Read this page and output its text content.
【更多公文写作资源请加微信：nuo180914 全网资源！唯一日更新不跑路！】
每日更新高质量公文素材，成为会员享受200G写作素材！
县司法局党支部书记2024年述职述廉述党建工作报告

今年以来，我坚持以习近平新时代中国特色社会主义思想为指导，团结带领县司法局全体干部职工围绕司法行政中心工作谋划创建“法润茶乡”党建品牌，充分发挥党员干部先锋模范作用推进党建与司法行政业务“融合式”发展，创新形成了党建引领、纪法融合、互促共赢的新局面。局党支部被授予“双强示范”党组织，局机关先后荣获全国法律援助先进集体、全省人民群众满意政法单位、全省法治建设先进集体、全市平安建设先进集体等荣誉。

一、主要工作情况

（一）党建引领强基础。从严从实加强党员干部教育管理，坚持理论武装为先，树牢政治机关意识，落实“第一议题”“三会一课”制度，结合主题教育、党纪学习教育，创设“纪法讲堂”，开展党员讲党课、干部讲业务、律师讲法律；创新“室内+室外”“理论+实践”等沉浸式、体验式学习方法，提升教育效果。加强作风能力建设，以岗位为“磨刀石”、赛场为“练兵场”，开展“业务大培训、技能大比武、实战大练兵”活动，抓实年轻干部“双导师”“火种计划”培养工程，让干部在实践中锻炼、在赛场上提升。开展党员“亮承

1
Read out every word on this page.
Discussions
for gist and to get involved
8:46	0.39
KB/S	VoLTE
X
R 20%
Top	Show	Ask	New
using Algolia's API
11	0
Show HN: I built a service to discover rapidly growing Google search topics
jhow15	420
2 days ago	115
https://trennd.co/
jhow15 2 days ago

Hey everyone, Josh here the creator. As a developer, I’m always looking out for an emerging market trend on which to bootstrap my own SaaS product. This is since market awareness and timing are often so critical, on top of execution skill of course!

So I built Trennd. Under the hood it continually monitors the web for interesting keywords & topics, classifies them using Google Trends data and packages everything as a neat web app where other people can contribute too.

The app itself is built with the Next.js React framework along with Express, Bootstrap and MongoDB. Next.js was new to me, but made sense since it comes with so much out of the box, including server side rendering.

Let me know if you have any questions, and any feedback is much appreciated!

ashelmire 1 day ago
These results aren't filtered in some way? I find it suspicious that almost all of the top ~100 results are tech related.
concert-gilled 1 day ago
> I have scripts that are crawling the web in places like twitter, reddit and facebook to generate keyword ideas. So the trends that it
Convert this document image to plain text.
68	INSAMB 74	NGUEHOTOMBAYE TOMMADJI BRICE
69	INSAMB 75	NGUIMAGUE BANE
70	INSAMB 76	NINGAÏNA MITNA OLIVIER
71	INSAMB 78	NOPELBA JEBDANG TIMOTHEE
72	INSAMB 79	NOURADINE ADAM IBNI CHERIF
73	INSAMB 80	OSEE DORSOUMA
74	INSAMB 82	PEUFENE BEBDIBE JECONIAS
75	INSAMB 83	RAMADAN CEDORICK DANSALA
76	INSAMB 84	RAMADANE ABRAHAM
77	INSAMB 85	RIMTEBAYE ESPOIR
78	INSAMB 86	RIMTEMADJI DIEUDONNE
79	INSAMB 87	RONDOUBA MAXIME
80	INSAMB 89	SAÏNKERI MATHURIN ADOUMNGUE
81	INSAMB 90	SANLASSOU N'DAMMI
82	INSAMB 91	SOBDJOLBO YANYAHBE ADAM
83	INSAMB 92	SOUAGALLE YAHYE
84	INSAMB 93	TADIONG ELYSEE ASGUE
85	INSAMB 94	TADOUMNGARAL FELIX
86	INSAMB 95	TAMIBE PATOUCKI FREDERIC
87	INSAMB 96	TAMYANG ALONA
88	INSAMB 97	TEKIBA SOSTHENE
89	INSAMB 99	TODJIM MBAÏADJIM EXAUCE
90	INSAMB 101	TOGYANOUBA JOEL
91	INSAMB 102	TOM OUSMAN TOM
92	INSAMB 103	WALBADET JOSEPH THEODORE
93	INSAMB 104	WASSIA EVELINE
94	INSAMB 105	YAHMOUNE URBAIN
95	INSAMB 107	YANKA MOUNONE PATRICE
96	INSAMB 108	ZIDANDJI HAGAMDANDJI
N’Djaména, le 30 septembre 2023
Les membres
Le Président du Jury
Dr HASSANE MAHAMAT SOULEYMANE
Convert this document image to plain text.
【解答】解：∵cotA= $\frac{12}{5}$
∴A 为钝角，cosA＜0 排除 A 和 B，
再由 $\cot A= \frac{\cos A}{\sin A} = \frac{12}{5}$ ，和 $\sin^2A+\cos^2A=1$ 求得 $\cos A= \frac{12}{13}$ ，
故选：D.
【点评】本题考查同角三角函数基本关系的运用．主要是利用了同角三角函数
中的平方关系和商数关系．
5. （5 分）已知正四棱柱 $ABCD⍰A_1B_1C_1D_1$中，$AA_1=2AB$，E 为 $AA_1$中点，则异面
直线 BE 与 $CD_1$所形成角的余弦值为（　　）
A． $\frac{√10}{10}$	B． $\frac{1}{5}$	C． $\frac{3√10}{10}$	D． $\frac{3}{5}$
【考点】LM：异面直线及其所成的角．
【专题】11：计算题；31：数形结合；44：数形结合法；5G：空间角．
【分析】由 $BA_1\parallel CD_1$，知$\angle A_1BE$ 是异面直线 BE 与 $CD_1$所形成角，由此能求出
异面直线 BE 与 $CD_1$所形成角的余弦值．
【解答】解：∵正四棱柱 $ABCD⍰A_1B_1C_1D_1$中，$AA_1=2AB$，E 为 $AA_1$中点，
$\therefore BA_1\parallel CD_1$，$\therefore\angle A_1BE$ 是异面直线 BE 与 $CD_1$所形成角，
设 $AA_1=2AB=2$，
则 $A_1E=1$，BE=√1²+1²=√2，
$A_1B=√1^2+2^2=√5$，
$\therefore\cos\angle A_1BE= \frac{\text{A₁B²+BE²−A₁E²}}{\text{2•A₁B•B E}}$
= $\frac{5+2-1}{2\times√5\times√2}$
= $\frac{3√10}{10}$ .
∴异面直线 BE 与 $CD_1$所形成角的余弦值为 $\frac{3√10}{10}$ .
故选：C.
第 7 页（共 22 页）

---*---

For the listing above, identify each line bearing "have".

Let me know if you have any questions, and any feedback is much appreciated!
> I have scripts that are crawling the web in places like twitter, reddit and facebook to generate keyword ideas. So the trends that it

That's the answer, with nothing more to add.